■ **Prompt**
Please copy the whole text about explicit schemas below, word for word.

Why explicit schemas matter

Without schemas, downstream consumers have to read operator source code to discover output shape. That makes DSL authoring weaker, runtime mismatches harder to diagnose, and visual tooling less useful.

With explicit or inferred schemas, BLOGE can:

  • validate field paths during graph build and DSL compilation
  • document operator inputs and outputs automatically
  • surface shape information in Studio and metadata JSON
  • detect mismatches earlier, before production traffic hits a broken path

Core schema model

BLOGE's schema layer is centered around SchemaDescriptor.

TypeMeaning
StructuredSchemaField-level schema with nested structure
TypedSchemaSimple type reference when field expansion is unnecessary
OpaqueSchemaEscape hatch when shape is unknown or intentionally undeclared

A structured schema is composed of FieldDescriptor records describing field name, type, required-ness, optional nested schema, and documentation.

Where schemas come from

BLOGE can discover schema from several sources.

Java-side inference

For Java operators, the runtime can infer schema from the Operator<I, O> generic types.

Typical behavior:

  • Java records -> recursive field extraction
  • POJOs -> getter-based inspection
  • Map<String, Object> -> usually degrades to OpaqueSchema

Operators can override inference by implementing SchemaAware and returning explicit schemas.

DSL-side declarations

The DSL can declare schemas inline or through reusable schema blocks.

bloge
schema UserOutput {
  id: Int
  name: String
  email: String?
}

node fetchUser {
  operator: "FetchUserOperator"
  output: UserOutput
}

Inline declarations are especially useful when a graph is defined externally and the compiler should validate field paths before runtime.

■ **Information given**
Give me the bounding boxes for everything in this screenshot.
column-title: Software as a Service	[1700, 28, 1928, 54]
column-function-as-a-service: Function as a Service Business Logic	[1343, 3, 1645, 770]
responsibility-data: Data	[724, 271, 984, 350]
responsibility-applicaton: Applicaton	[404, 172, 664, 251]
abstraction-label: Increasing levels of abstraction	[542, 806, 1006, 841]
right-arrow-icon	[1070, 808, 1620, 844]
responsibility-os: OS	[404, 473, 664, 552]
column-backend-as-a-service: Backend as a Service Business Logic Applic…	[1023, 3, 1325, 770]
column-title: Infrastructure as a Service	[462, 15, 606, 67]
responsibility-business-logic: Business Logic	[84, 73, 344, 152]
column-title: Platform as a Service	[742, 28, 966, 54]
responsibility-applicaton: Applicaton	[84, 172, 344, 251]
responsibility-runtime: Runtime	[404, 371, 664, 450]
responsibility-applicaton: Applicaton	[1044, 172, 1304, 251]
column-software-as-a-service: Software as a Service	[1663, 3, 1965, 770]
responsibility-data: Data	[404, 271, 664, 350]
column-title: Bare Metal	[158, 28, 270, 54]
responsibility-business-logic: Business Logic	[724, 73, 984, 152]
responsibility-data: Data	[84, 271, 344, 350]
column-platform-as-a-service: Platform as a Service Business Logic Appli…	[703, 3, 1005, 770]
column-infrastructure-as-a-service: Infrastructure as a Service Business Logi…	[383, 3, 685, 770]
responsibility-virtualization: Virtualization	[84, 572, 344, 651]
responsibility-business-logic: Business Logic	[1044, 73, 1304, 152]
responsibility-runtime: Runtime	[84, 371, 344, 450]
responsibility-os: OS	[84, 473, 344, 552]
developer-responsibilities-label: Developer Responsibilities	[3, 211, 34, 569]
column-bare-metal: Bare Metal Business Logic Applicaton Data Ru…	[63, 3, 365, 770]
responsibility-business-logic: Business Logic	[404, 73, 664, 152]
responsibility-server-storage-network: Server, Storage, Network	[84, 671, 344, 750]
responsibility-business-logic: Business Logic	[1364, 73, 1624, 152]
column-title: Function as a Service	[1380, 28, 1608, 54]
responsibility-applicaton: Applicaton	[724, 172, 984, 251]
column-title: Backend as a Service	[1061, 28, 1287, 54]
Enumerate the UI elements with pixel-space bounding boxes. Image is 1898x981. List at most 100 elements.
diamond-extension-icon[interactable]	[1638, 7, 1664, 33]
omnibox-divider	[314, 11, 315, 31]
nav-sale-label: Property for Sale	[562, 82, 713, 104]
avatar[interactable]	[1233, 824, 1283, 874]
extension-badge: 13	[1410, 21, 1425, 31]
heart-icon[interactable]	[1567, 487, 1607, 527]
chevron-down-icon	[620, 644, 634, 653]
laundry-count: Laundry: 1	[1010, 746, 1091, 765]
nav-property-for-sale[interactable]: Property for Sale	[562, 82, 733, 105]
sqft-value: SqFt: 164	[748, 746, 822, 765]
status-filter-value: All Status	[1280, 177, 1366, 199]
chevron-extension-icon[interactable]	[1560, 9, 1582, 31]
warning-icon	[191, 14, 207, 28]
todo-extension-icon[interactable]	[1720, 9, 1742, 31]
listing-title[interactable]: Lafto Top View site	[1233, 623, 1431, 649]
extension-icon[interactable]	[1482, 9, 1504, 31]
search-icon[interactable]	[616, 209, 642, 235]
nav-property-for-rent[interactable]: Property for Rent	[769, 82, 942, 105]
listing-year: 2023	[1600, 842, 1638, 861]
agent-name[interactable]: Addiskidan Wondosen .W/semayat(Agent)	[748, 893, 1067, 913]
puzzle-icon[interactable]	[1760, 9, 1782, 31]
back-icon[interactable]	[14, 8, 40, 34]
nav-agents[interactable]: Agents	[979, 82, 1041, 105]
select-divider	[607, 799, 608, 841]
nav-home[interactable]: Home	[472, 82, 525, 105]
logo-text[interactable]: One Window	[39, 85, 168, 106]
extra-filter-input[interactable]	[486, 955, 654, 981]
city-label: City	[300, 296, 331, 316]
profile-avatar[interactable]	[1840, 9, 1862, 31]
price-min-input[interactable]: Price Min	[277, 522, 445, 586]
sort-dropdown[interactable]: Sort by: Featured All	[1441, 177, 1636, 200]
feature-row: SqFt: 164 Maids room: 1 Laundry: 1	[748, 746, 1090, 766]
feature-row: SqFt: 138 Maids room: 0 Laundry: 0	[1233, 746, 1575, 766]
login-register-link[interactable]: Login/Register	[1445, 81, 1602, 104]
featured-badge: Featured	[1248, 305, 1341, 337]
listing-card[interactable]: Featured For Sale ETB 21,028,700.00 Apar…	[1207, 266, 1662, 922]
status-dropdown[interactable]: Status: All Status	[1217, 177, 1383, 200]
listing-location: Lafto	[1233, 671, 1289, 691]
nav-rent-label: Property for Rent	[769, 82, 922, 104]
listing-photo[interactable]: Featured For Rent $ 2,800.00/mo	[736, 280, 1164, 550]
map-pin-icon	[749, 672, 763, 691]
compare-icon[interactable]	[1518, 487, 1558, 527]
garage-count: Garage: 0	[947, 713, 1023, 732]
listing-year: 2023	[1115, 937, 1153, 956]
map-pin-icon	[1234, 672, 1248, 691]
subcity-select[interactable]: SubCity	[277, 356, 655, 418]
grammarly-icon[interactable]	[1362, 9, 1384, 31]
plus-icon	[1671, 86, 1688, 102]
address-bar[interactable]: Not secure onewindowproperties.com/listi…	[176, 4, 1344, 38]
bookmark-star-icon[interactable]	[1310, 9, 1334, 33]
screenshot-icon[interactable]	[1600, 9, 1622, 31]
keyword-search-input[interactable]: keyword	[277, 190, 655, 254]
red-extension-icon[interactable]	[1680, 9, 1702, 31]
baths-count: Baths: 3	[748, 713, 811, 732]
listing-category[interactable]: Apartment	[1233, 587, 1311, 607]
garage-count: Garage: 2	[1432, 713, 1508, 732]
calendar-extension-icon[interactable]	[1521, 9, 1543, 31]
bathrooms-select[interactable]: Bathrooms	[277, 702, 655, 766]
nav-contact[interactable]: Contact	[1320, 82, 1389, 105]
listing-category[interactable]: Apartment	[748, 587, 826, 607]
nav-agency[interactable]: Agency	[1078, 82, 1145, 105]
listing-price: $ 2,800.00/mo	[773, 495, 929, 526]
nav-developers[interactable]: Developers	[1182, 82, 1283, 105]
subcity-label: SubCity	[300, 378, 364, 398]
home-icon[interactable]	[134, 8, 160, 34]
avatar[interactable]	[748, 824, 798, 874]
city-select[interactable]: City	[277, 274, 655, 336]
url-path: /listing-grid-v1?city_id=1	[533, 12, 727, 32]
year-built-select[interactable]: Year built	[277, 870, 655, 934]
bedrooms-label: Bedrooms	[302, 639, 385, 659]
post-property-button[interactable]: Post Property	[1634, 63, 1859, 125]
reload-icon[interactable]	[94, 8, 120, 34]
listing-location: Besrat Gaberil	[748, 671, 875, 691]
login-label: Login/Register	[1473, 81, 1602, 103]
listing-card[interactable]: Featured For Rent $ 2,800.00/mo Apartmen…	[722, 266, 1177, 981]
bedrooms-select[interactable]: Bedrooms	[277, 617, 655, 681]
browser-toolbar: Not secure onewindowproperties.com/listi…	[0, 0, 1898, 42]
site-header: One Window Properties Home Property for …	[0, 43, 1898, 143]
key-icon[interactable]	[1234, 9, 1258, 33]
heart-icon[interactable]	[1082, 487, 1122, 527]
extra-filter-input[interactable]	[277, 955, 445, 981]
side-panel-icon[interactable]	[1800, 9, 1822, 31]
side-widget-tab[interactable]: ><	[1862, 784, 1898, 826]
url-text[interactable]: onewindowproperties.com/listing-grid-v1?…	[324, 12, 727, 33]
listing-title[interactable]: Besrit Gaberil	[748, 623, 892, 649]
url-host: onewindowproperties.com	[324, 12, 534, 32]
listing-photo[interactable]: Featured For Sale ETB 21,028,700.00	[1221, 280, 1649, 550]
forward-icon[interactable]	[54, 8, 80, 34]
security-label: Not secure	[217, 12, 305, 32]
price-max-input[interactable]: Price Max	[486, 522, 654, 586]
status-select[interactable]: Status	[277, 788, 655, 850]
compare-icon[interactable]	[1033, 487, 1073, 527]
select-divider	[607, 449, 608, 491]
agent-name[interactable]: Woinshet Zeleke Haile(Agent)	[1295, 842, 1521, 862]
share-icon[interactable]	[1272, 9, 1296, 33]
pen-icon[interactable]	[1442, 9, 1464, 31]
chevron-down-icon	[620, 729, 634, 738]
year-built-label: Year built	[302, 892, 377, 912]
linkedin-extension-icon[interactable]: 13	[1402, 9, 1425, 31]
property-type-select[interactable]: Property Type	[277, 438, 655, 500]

■ **Exercise output**
Why explicit schemas matter

Without schemas, downstream consumers have to read operator source code to discover output shape. That makes DSL authoring weaker, runtime mismatches harder to diagnose, and visual tooling less useful.

With explicit or inferred schemas, BLOGE can:

  • validate field paths during graph build and DSL compilation
  • document operator inputs and outputs automatically
  • surface shape information in Studio and metadata JSON
  • detect mismatches earlier, before production traffic hits a broken path

Core schema model

BLOGE's schema layer is centered around SchemaDescriptor.

TypeMeaning
StructuredSchemaField-level schema with nested structure
TypedSchemaSimple type reference when field expansion is unnecessary
OpaqueSchemaEscape hatch when shape is unknown or intentionally undeclared

A structured schema is composed of FieldDescriptor records describing field name, type, required-ness, optional nested schema, and documentation.

Where schemas come from

BLOGE can discover schema from several sources.

Java-side inference

For Java operators, the runtime can infer schema from the Operator<I, O> generic types.

Typical behavior:

  • Java records -> recursive field extraction
  • POJOs -> getter-based inspection
  • Map<String, Object> -> usually degrades to OpaqueSchema

Operators can override inference by implementing SchemaAware and returning explicit schemas.

DSL-side declarations

The DSL can declare schemas inline or through reusable schema blocks.

bloge
schema UserOutput {
  id: Int
  name: String
  email: String?
}

node fetchUser {
  operator: "FetchUserOperator"
  output: UserOutput
}

Inline declarations are especially useful when a graph is defined externally and the compiler should validate field paths before runtime.